Copy the full set of lines exactly as given.

-------- Given data --------

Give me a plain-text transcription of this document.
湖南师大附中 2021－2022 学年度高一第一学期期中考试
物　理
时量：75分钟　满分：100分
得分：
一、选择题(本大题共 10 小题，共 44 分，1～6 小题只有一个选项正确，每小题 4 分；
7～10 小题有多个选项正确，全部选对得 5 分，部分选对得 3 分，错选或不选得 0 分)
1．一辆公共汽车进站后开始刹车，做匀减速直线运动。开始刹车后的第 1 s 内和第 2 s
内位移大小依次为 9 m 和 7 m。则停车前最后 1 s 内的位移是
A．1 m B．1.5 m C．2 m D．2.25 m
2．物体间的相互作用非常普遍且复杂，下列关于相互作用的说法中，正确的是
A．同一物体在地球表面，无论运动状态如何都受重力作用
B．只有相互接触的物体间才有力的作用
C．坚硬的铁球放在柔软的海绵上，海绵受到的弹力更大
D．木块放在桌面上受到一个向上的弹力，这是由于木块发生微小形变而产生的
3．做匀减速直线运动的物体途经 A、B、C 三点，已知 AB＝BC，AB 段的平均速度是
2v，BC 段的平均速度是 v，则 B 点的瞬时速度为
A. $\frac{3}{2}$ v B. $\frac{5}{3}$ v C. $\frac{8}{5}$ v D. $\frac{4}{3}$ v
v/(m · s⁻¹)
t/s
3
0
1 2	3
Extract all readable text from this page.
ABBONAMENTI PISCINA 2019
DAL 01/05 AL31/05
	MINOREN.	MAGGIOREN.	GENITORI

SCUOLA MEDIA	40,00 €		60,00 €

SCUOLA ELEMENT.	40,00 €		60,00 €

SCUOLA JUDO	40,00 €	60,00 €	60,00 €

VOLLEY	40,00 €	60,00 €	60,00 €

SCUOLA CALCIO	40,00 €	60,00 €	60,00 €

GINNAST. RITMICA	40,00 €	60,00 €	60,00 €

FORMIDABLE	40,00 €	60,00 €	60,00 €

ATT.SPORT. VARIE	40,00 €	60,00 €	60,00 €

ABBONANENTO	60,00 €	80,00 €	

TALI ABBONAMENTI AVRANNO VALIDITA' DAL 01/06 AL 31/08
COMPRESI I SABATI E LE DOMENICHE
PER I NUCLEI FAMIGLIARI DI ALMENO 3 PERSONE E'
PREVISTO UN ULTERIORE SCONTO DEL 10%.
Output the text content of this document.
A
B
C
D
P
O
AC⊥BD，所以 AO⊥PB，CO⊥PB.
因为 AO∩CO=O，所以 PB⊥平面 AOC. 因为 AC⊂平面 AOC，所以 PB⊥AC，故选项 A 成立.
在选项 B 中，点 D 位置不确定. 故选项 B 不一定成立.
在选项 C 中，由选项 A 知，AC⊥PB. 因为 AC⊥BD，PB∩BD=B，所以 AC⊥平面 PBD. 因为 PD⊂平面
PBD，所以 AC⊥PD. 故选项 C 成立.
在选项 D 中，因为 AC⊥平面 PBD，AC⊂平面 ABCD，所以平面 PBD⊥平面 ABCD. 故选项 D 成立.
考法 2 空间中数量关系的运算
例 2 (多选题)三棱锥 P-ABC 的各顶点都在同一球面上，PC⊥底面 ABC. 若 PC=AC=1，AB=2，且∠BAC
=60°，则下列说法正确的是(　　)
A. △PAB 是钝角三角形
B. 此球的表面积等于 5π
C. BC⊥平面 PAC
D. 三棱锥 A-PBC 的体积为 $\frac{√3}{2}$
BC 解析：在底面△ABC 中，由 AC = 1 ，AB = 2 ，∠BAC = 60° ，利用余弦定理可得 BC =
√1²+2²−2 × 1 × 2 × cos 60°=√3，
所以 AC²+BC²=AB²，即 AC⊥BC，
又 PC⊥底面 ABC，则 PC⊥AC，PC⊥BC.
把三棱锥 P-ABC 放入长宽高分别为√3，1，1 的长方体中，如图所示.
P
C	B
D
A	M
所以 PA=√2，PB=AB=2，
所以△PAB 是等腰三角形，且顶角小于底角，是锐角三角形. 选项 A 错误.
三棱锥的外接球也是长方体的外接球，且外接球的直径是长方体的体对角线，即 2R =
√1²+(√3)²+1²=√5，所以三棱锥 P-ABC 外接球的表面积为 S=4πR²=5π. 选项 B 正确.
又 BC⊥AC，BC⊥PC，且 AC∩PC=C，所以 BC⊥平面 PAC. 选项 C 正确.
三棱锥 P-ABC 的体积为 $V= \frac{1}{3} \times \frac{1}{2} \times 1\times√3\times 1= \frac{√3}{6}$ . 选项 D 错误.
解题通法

--------

Answer in full:
Give me a plain-text transcription of this document.
湖南师大附中 2021－2022 学年度高一第一学期期中考试
物　理
时量：75分钟　满分：100分
得分：
一、选择题(本大题共 10 小题，共 44 分，1～6 小题只有一个选项正确，每小题 4 分；
7～10 小题有多个选项正确，全部选对得 5 分，部分选对得 3 分，错选或不选得 0 分)
1．一辆公共汽车进站后开始刹车，做匀减速直线运动。开始刹车后的第 1 s 内和第 2 s
内位移大小依次为 9 m 和 7 m。则停车前最后 1 s 内的位移是
A．1 m B．1.5 m C．2 m D．2.25 m
2．物体间的相互作用非常普遍且复杂，下列关于相互作用的说法中，正确的是
A．同一物体在地球表面，无论运动状态如何都受重力作用
B．只有相互接触的物体间才有力的作用
C．坚硬的铁球放在柔软的海绵上，海绵受到的弹力更大
D．木块放在桌面上受到一个向上的弹力，这是由于木块发生微小形变而产生的
3．做匀减速直线运动的物体途经 A、B、C 三点，已知 AB＝BC，AB 段的平均速度是
2v，BC 段的平均速度是 v，则 B 点的瞬时速度为
A. $\frac{3}{2}$ v B. $\frac{5}{3}$ v C. $\frac{8}{5}$ v D. $\frac{4}{3}$ v
v/(m · s⁻¹)
t/s
3
0
1 2	3
Extract all readable text from this page.
ABBONAMENTI PISCINA 2019
DAL 01/05 AL31/05
	MINOREN.	MAGGIOREN.	GENITORI

SCUOLA MEDIA	40,00 €		60,00 €

SCUOLA ELEMENT.	40,00 €		60,00 €

SCUOLA JUDO	40,00 €	60,00 €	60,00 €

VOLLEY	40,00 €	60,00 €	60,00 €

SCUOLA CALCIO	40,00 €	60,00 €	60,00 €

GINNAST. RITMICA	40,00 €	60,00 €	60,00 €

FORMIDABLE	40,00 €	60,00 €	60,00 €

ATT.SPORT. VARIE	40,00 €	60,00 €	60,00 €

ABBONANENTO	60,00 €	80,00 €	

TALI ABBONAMENTI AVRANNO VALIDITA' DAL 01/06 AL 31/08
COMPRESI I SABATI E LE DOMENICHE
PER I NUCLEI FAMIGLIARI DI ALMENO 3 PERSONE E'
PREVISTO UN ULTERIORE SCONTO DEL 10%.
Output the text content of this document.
A
B
C
D
P
O
AC⊥BD，所以 AO⊥PB，CO⊥PB.
因为 AO∩CO=O，所以 PB⊥平面 AOC. 因为 AC⊂平面 AOC，所以 PB⊥AC，故选项 A 成立.
在选项 B 中，点 D 位置不确定. 故选项 B 不一定成立.
在选项 C 中，由选项 A 知，AC⊥PB. 因为 AC⊥BD，PB∩BD=B，所以 AC⊥平面 PBD. 因为 PD⊂平面
PBD，所以 AC⊥PD. 故选项 C 成立.
在选项 D 中，因为 AC⊥平面 PBD，AC⊂平面 ABCD，所以平面 PBD⊥平面 ABCD. 故选项 D 成立.
考法 2 空间中数量关系的运算
例 2 (多选题)三棱锥 P-ABC 的各顶点都在同一球面上，PC⊥底面 ABC. 若 PC=AC=1，AB=2，且∠BAC
=60°，则下列说法正确的是(　　)
A. △PAB 是钝角三角形
B. 此球的表面积等于 5π
C. BC⊥平面 PAC
D. 三棱锥 A-PBC 的体积为 $\frac{√3}{2}$
BC 解析：在底面△ABC 中，由 AC = 1 ，AB = 2 ，∠BAC = 60° ，利用余弦定理可得 BC =
√1²+2²−2 × 1 × 2 × cos 60°=√3，
所以 AC²+BC²=AB²，即 AC⊥BC，
又 PC⊥底面 ABC，则 PC⊥AC，PC⊥BC.
把三棱锥 P-ABC 放入长宽高分别为√3，1，1 的长方体中，如图所示.
P
C	B
D
A	M
所以 PA=√2，PB=AB=2，
所以△PAB 是等腰三角形，且顶角小于底角，是锐角三角形. 选项 A 错误.
三棱锥的外接球也是长方体的外接球，且外接球的直径是长方体的体对角线，即 2R =
√1²+(√3)²+1²=√5，所以三棱锥 P-ABC 外接球的表面积为 S=4πR²=5π. 选项 B 正确.
又 BC⊥AC，BC⊥PC，且 AC∩PC=C，所以 BC⊥平面 PAC. 选项 C 正确.
三棱锥 P-ABC 的体积为 $V= \frac{1}{3} \times \frac{1}{2} \times 1\times√3\times 1= \frac{√3}{6}$ . 选项 D 错误.
解题通法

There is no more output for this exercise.